── ENTRIES SHOWN

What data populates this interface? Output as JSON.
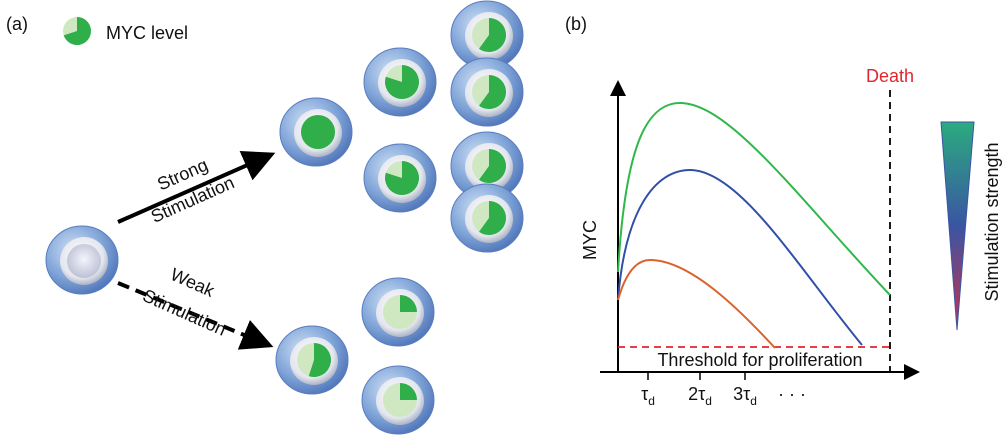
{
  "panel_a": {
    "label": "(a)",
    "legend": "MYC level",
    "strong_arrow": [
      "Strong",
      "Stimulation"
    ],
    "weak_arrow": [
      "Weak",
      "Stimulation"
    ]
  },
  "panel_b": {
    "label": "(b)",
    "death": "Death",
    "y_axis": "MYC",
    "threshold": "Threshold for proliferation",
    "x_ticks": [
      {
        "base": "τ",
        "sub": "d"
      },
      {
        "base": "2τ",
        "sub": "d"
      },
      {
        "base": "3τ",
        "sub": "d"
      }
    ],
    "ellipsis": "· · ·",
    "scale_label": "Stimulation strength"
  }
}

────

▶ THE TASK
Set down the complete material exactly, but do not include the images.

▶ RESPONSE TO THE EXERCISE
What data populates this interface? Output as JSON.
{
  "panel_a": {
    "label": "(a)",
    "legend": "MYC level",
    "strong_arrow": [
      "Strong",
      "Stimulation"
    ],
    "weak_arrow": [
      "Weak",
      "Stimulation"
    ]
  },
  "panel_b": {
    "label": "(b)",
    "death": "Death",
    "y_axis": "MYC",
    "threshold": "Threshold for proliferation",
    "x_ticks": [
      {
        "base": "τ",
        "sub": "d"
      },
      {
        "base": "2τ",
        "sub": "d"
      },
      {
        "base": "3τ",
        "sub": "d"
      }
    ],
    "ellipsis": "· · ·",
    "scale_label": "Stimulation strength"
  }
}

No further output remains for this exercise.